* [GIVEN EXERCISE]
Copy every line from the data below in which the string "note" can be found.

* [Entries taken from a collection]
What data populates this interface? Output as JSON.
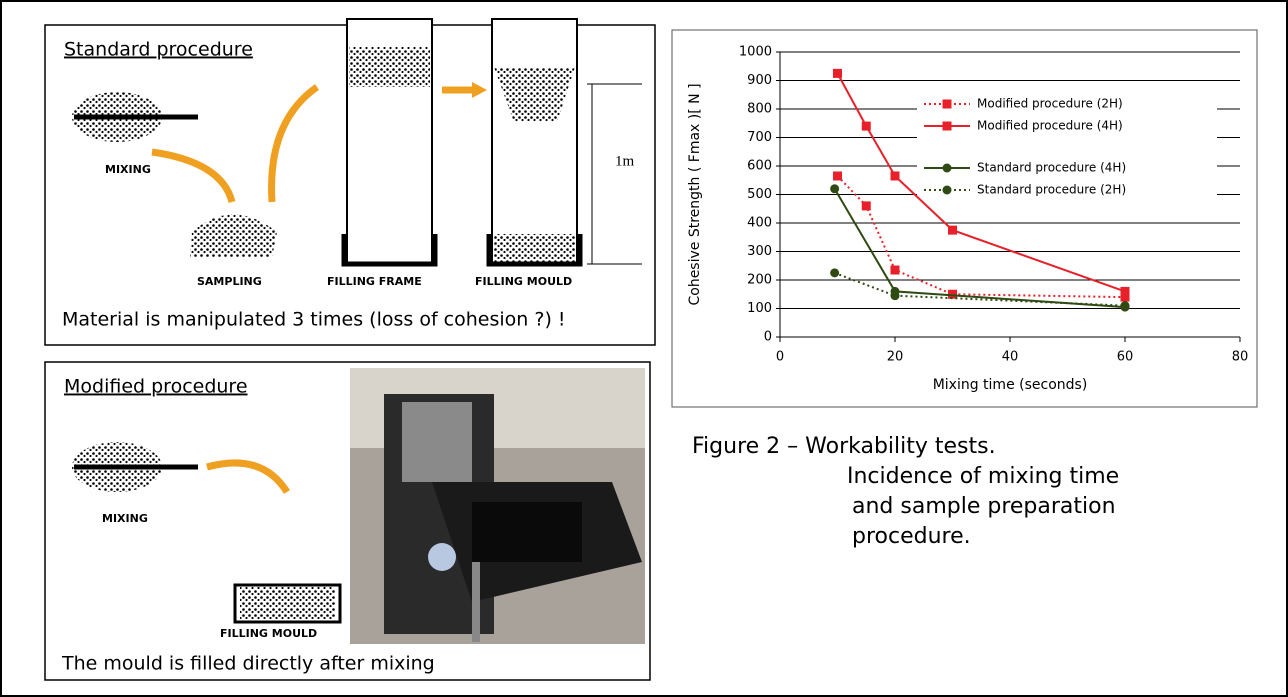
{
  "panels": {
    "standard": {
      "title": "Standard procedure",
      "mixing": "MIXING",
      "sampling": "SAMPLING",
      "filling_frame": "FILLING FRAME",
      "filling_mould": "FILLING MOULD",
      "height": "1m",
      "note": "Material is manipulated 3 times (loss of cohesion ?) !"
    },
    "modified": {
      "title": "Modified procedure",
      "mixing": "MIXING",
      "filling_mould": "FILLING MOULD",
      "note": "The mould is filled directly after mixing"
    }
  },
  "caption": [
    "Figure 2 – Workability tests.",
    "Incidence of mixing time",
    "and sample preparation",
    "procedure."
  ],
  "chart_data": {
    "type": "line",
    "x_label": "Mixing time (seconds)",
    "y_label": "Cohesive Strength ( Fmax )[ N ]",
    "xlim": [
      0,
      80
    ],
    "xticks": [
      0,
      20,
      40,
      60,
      80
    ],
    "ylim": [
      0,
      1000
    ],
    "yticks": [
      0,
      100,
      200,
      300,
      400,
      500,
      600,
      700,
      800,
      900,
      1000
    ],
    "grid": true,
    "series": [
      {
        "name": "Modified procedure (2H)",
        "color": "#e8202a",
        "line_style": "dotted",
        "marker": "square",
        "x": [
          10,
          15,
          20,
          30,
          60
        ],
        "values": [
          565,
          460,
          235,
          150,
          140
        ]
      },
      {
        "name": "Modified procedure (4H)",
        "color": "#e8202a",
        "line_style": "solid",
        "marker": "square",
        "x": [
          10,
          15,
          20,
          30,
          60
        ],
        "values": [
          925,
          740,
          565,
          375,
          160
        ]
      },
      {
        "name": "Standard procedure (4H)",
        "color": "#2f4a12",
        "line_style": "solid",
        "marker": "circle",
        "x": [
          9.5,
          20,
          60
        ],
        "values": [
          520,
          160,
          105
        ]
      },
      {
        "name": "Standard procedure (2H)",
        "color": "#2f4a12",
        "line_style": "dotted",
        "marker": "circle",
        "x": [
          9.5,
          20,
          60
        ],
        "values": [
          225,
          145,
          110
        ]
      }
    ]
  }
}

* [WRITTEN RESPONSE]
      "note": "Material is manipulated 3 times (loss of cohesion ?) !"
      "note": "The mould is filled directly after mixing"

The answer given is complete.